- _Data section_:
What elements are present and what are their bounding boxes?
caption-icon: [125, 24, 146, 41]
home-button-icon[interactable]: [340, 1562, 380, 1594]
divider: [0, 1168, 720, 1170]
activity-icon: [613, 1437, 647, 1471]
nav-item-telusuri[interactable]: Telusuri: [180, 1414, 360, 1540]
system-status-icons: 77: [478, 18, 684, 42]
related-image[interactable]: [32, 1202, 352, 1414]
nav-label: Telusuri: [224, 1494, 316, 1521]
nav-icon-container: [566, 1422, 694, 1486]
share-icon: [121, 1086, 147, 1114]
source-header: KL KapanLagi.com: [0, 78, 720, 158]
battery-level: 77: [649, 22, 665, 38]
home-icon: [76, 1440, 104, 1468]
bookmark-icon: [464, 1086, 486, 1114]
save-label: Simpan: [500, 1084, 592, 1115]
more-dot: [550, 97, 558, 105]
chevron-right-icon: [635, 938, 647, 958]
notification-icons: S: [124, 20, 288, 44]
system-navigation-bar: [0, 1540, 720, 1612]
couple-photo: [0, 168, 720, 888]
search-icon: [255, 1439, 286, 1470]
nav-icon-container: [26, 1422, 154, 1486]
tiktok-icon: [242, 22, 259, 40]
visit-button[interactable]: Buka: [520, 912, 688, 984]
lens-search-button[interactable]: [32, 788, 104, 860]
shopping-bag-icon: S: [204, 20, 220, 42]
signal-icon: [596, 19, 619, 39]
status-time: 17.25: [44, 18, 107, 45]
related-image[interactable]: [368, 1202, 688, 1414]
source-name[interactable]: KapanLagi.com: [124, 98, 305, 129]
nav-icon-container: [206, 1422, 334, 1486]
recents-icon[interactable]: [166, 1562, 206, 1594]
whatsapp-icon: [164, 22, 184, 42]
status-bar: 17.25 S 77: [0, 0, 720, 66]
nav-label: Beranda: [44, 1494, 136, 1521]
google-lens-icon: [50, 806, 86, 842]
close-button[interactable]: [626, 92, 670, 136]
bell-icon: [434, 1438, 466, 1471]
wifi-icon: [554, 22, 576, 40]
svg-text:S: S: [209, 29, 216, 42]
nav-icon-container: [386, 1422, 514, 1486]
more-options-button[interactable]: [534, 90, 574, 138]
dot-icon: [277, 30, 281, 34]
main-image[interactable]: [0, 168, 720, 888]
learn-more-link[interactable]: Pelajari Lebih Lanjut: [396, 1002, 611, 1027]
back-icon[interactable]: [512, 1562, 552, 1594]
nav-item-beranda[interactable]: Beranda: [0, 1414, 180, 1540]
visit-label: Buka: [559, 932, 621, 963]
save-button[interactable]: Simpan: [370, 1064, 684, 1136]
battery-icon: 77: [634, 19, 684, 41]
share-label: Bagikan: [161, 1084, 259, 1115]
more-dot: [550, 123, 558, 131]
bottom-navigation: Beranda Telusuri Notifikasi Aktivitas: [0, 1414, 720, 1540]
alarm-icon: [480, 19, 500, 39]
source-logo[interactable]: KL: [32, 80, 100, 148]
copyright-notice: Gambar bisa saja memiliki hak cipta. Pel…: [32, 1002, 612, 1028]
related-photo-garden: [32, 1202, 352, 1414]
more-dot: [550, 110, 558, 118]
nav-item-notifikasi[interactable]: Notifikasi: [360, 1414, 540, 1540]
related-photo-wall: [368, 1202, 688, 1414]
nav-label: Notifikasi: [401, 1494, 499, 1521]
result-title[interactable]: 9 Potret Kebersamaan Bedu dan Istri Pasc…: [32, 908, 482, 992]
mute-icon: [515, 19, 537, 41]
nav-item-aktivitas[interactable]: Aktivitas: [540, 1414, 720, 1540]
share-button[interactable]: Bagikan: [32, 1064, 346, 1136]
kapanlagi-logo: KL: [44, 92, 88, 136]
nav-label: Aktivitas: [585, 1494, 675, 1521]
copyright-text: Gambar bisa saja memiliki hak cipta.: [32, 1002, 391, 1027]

- _Direction_: Retype the listing from its first line through the line containing "notification-icons: S: [124, 20, 288, 44]", including both ends.

- _Written answer_:
What elements are present and what are their bounding boxes?
caption-icon: [125, 24, 146, 41]
home-button-icon[interactable]: [340, 1562, 380, 1594]
divider: [0, 1168, 720, 1170]
activity-icon: [613, 1437, 647, 1471]
nav-item-telusuri[interactable]: Telusuri: [180, 1414, 360, 1540]
system-status-icons: 77: [478, 18, 684, 42]
related-image[interactable]: [32, 1202, 352, 1414]
nav-label: Telusuri: [224, 1494, 316, 1521]
nav-icon-container: [566, 1422, 694, 1486]
share-icon: [121, 1086, 147, 1114]
source-header: KL KapanLagi.com: [0, 78, 720, 158]
battery-level: 77: [649, 22, 665, 38]
home-icon: [76, 1440, 104, 1468]
bookmark-icon: [464, 1086, 486, 1114]
save-label: Simpan: [500, 1084, 592, 1115]
more-dot: [550, 97, 558, 105]
chevron-right-icon: [635, 938, 647, 958]
notification-icons: S: [124, 20, 288, 44]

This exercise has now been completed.